Send back the data below exactly. Drop every picture.

(Collected data entries)
----------------

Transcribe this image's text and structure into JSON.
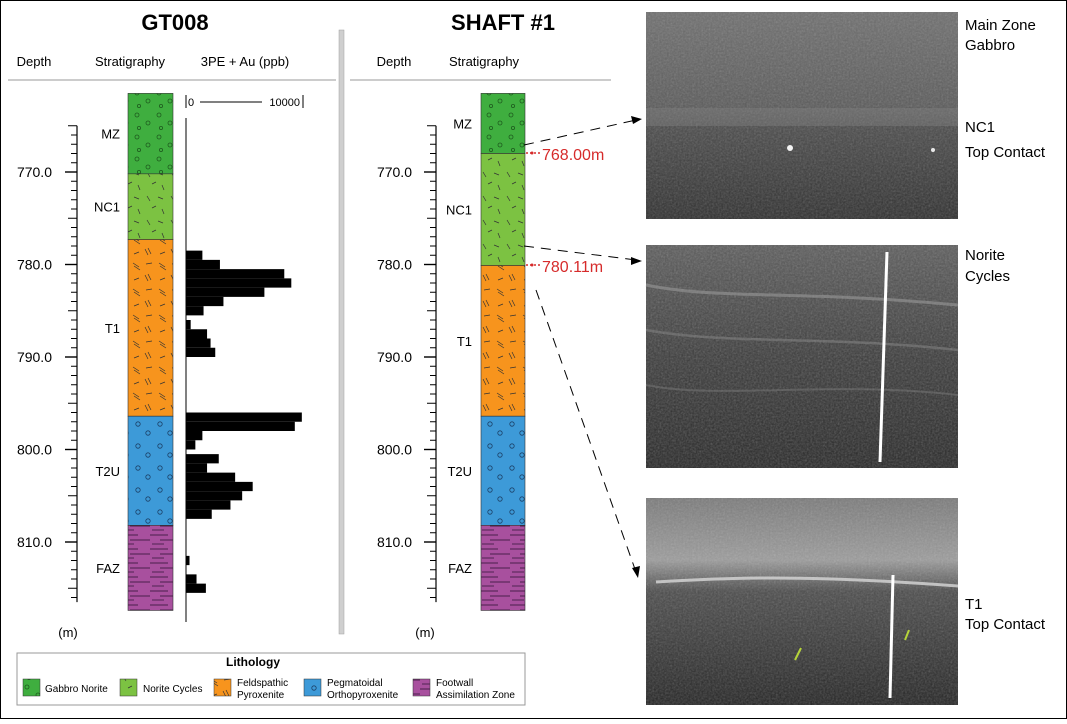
{
  "gt008": {
    "title": "GT008",
    "headers": {
      "depth": "Depth",
      "stratigraphy": "Stratigraphy",
      "assay": "3PE + Au (ppb)"
    },
    "scale": {
      "min": "0",
      "max": "10000"
    },
    "depth_labels": [
      "770.0",
      "780.0",
      "790.0",
      "800.0",
      "810.0"
    ],
    "unit": "(m)",
    "units": [
      {
        "code": "MZ",
        "lithology": "gabbro"
      },
      {
        "code": "NC1",
        "lithology": "norite"
      },
      {
        "code": "T1",
        "lithology": "feldspathic"
      },
      {
        "code": "T2U",
        "lithology": "pegmatoidal"
      },
      {
        "code": "FAZ",
        "lithology": "footwall"
      }
    ]
  },
  "shaft": {
    "title": "SHAFT #1",
    "headers": {
      "depth": "Depth",
      "stratigraphy": "Stratigraphy"
    },
    "depth_labels": [
      "770.0",
      "780.0",
      "790.0",
      "800.0",
      "810.0"
    ],
    "unit": "(m)",
    "units": [
      {
        "code": "MZ",
        "lithology": "gabbro"
      },
      {
        "code": "NC1",
        "lithology": "norite"
      },
      {
        "code": "T1",
        "lithology": "feldspathic"
      },
      {
        "code": "T2U",
        "lithology": "pegmatoidal"
      },
      {
        "code": "FAZ",
        "lithology": "footwall"
      }
    ],
    "contacts": [
      "768.00m",
      "780.11m"
    ]
  },
  "photos": [
    {
      "label_top": "Main Zone",
      "label_top2": "Gabbro",
      "label_bottom": "NC1",
      "label_bottom2": "Top Contact"
    },
    {
      "label_top": "Norite",
      "label_top2": "Cycles"
    },
    {
      "label_bottom": "T1",
      "label_bottom2": "Top Contact"
    }
  ],
  "legend": {
    "title": "Lithology",
    "items": [
      {
        "label": "Gabbro Norite",
        "label2": ""
      },
      {
        "label": "Norite Cycles",
        "label2": ""
      },
      {
        "label": "Feldspathic",
        "label2": "Pyroxenite"
      },
      {
        "label": "Pegmatoidal",
        "label2": "Orthopyroxenite"
      },
      {
        "label": "Footwall",
        "label2": "Assimilation Zone"
      }
    ]
  },
  "colors": {
    "gabbro": "#3fae3f",
    "norite": "#7cc242",
    "feldspathic": "#f7941d",
    "pegmatoidal": "#3d9ad8",
    "footwall": "#a8509e",
    "contact": "#d62b2b",
    "bar": "#000000"
  },
  "chart_data": {
    "type": "bar",
    "title": "3PE + Au (ppb)",
    "orientation": "horizontal",
    "xlim": [
      0,
      10000
    ],
    "ylim": [
      763,
      817
    ],
    "ylabel": "Depth (m)",
    "series": [
      {
        "values": [
          {
            "depth": 779.0,
            "ppb": 1400
          },
          {
            "depth": 780.0,
            "ppb": 2900
          },
          {
            "depth": 781.0,
            "ppb": 8400
          },
          {
            "depth": 782.0,
            "ppb": 9000
          },
          {
            "depth": 783.0,
            "ppb": 6700
          },
          {
            "depth": 784.0,
            "ppb": 3200
          },
          {
            "depth": 785.0,
            "ppb": 1500
          },
          {
            "depth": 786.5,
            "ppb": 400
          },
          {
            "depth": 787.5,
            "ppb": 1800
          },
          {
            "depth": 788.5,
            "ppb": 2100
          },
          {
            "depth": 789.5,
            "ppb": 2500
          },
          {
            "depth": 796.5,
            "ppb": 9900
          },
          {
            "depth": 797.5,
            "ppb": 9300
          },
          {
            "depth": 798.5,
            "ppb": 1400
          },
          {
            "depth": 799.5,
            "ppb": 800
          },
          {
            "depth": 801.0,
            "ppb": 2800
          },
          {
            "depth": 802.0,
            "ppb": 1800
          },
          {
            "depth": 803.0,
            "ppb": 4200
          },
          {
            "depth": 804.0,
            "ppb": 5700
          },
          {
            "depth": 805.0,
            "ppb": 4800
          },
          {
            "depth": 806.0,
            "ppb": 3800
          },
          {
            "depth": 807.0,
            "ppb": 2200
          },
          {
            "depth": 812.0,
            "ppb": 300
          },
          {
            "depth": 814.0,
            "ppb": 900
          },
          {
            "depth": 815.0,
            "ppb": 1700
          }
        ]
      }
    ]
  }
}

----------------

--- Answer space ---
Transcribe this image's text and structure into JSON.
{
  "gt008": {
    "title": "GT008",
    "headers": {
      "depth": "Depth",
      "stratigraphy": "Stratigraphy",
      "assay": "3PE + Au (ppb)"
    },
    "scale": {
      "min": "0",
      "max": "10000"
    },
    "depth_labels": [
      "770.0",
      "780.0",
      "790.0",
      "800.0",
      "810.0"
    ],
    "unit": "(m)",
    "units": [
      {
        "code": "MZ",
        "lithology": "gabbro"
      },
      {
        "code": "NC1",
        "lithology": "norite"
      },
      {
        "code": "T1",
        "lithology": "feldspathic"
      },
      {
        "code": "T2U",
        "lithology": "pegmatoidal"
      },
      {
        "code": "FAZ",
        "lithology": "footwall"
      }
    ]
  },
  "shaft": {
    "title": "SHAFT #1",
    "headers": {
      "depth": "Depth",
      "stratigraphy": "Stratigraphy"
    },
    "depth_labels": [
      "770.0",
      "780.0",
      "790.0",
      "800.0",
      "810.0"
    ],
    "unit": "(m)",
    "units": [
      {
        "code": "MZ",
        "lithology": "gabbro"
      },
      {
        "code": "NC1",
        "lithology": "norite"
      },
      {
        "code": "T1",
        "lithology": "feldspathic"
      },
      {
        "code": "T2U",
        "lithology": "pegmatoidal"
      },
      {
        "code": "FAZ",
        "lithology": "footwall"
      }
    ],
    "contacts": [
      "768.00m",
      "780.11m"
    ]
  },
  "photos": [
    {
      "label_top": "Main Zone",
      "label_top2": "Gabbro",
      "label_bottom": "NC1",
      "label_bottom2": "Top Contact"
    },
    {
      "label_top": "Norite",
      "label_top2": "Cycles"
    },
    {
      "label_bottom": "T1",
      "label_bottom2": "Top Contact"
    }
  ],
  "legend": {
    "title": "Lithology",
    "items": [
      {
        "label": "Gabbro Norite",
        "label2": ""
      },
      {
        "label": "Norite Cycles",
        "label2": ""
      },
      {
        "label": "Feldspathic",
        "label2": "Pyroxenite"
      },
      {
        "label": "Pegmatoidal",
        "label2": "Orthopyroxenite"
      },
      {
        "label": "Footwall",
        "label2": "Assimilation Zone"
      }
    ]
  },
  "colors": {
    "gabbro": "#3fae3f",
    "norite": "#7cc242",
    "feldspathic": "#f7941d",
    "pegmatoidal": "#3d9ad8",
    "footwall": "#a8509e",
    "contact": "#d62b2b",
    "bar": "#000000"
  },
  "chart_data": {
    "type": "bar",
    "title": "3PE + Au (ppb)",
    "orientation": "horizontal",
    "xlim": [
      0,
      10000
    ],
    "ylim": [
      763,
      817
    ],
    "ylabel": "Depth (m)",
    "series": [
      {
        "values": [
          {
            "depth": 779.0,
            "ppb": 1400
          },
          {
            "depth": 780.0,
            "ppb": 2900
          },
          {
            "depth": 781.0,
            "ppb": 8400
          },
          {
            "depth": 782.0,
            "ppb": 9000
          },
          {
            "depth": 783.0,
            "ppb": 6700
          },
          {
            "depth": 784.0,
            "ppb": 3200
          },
          {
            "depth": 785.0,
            "ppb": 1500
          },
          {
            "depth": 786.5,
            "ppb": 400
          },
          {
            "depth": 787.5,
            "ppb": 1800
          },
          {
            "depth": 788.5,
            "ppb": 2100
          },
          {
            "depth": 789.5,
            "ppb": 2500
          },
          {
            "depth": 796.5,
            "ppb": 9900
          },
          {
            "depth": 797.5,
            "ppb": 9300
          },
          {
            "depth": 798.5,
            "ppb": 1400
          },
          {
            "depth": 799.5,
            "ppb": 800
          },
          {
            "depth": 801.0,
            "ppb": 2800
          },
          {
            "depth": 802.0,
            "ppb": 1800
          },
          {
            "depth": 803.0,
            "ppb": 4200
          },
          {
            "depth": 804.0,
            "ppb": 5700
          },
          {
            "depth": 805.0,
            "ppb": 4800
          },
          {
            "depth": 806.0,
            "ppb": 3800
          },
          {
            "depth": 807.0,
            "ppb": 2200
          },
          {
            "depth": 812.0,
            "ppb": 300
          },
          {
            "depth": 814.0,
            "ppb": 900
          },
          {
            "depth": 815.0,
            "ppb": 1700
          }
        ]
      }
    ]
  }
}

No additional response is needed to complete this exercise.